─── GIVEN DATA ───

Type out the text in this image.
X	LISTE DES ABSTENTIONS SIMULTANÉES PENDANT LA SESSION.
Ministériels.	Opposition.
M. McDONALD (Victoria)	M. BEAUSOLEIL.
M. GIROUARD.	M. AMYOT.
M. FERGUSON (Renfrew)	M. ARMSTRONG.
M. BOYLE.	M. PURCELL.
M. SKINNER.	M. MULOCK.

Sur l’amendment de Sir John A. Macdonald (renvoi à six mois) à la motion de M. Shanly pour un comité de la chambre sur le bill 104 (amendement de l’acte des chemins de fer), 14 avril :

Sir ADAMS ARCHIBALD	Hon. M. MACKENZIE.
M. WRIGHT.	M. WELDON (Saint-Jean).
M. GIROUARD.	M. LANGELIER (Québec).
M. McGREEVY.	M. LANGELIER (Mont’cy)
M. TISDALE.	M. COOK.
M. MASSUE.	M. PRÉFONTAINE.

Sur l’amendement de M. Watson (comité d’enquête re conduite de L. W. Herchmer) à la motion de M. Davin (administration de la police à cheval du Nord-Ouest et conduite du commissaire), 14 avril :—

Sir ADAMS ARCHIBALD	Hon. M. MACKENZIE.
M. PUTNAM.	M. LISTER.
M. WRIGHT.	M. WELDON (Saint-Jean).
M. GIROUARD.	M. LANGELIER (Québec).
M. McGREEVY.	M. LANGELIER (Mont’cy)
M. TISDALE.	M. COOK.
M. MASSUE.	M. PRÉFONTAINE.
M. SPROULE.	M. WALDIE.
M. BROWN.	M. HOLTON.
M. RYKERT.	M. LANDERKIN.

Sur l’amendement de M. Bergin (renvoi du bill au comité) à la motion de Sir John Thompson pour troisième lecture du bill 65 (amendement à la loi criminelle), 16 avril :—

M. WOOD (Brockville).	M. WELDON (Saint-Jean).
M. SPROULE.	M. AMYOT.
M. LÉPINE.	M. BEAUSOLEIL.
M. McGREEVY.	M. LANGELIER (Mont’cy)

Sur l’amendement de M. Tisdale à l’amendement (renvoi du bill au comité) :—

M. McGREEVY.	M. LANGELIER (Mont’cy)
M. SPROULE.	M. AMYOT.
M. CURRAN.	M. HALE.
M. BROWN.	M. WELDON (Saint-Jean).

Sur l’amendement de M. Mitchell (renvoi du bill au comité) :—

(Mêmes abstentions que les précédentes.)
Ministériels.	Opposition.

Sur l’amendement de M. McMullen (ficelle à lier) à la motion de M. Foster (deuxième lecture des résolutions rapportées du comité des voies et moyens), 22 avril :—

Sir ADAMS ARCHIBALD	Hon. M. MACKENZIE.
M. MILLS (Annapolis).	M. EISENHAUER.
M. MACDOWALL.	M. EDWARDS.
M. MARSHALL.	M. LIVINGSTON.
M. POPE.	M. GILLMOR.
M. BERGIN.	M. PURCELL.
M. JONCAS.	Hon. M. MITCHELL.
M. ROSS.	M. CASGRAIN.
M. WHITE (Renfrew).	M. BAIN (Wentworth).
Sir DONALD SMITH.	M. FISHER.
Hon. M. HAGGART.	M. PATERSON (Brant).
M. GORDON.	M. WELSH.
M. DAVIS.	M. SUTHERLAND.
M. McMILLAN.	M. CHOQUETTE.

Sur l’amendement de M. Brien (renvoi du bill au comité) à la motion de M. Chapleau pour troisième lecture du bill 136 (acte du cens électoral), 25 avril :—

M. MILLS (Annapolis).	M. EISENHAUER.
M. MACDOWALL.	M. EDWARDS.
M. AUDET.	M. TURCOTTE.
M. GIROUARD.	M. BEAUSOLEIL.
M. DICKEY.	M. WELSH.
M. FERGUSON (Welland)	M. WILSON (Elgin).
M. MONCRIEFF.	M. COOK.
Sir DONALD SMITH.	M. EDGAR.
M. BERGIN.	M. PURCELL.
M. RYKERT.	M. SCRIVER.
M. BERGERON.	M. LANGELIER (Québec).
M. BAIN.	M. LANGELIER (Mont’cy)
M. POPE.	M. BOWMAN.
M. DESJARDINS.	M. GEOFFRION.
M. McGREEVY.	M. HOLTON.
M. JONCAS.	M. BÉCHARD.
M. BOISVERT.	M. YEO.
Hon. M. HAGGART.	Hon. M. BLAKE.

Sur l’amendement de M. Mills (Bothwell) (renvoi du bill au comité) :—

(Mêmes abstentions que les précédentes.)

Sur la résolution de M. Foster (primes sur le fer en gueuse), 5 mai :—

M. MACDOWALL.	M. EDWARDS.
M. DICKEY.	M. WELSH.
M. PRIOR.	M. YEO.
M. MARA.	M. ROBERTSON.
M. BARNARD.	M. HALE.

───

§ **WORK REQUIRED**
Copy each line of the listing that holds the word "BEAUSOLEIL".

§ **TASK RESPONSE**
M. McDONALD (Victoria)	M. BEAUSOLEIL.
M. LÉPINE.	M. BEAUSOLEIL.
M. GIROUARD.	M. BEAUSOLEIL.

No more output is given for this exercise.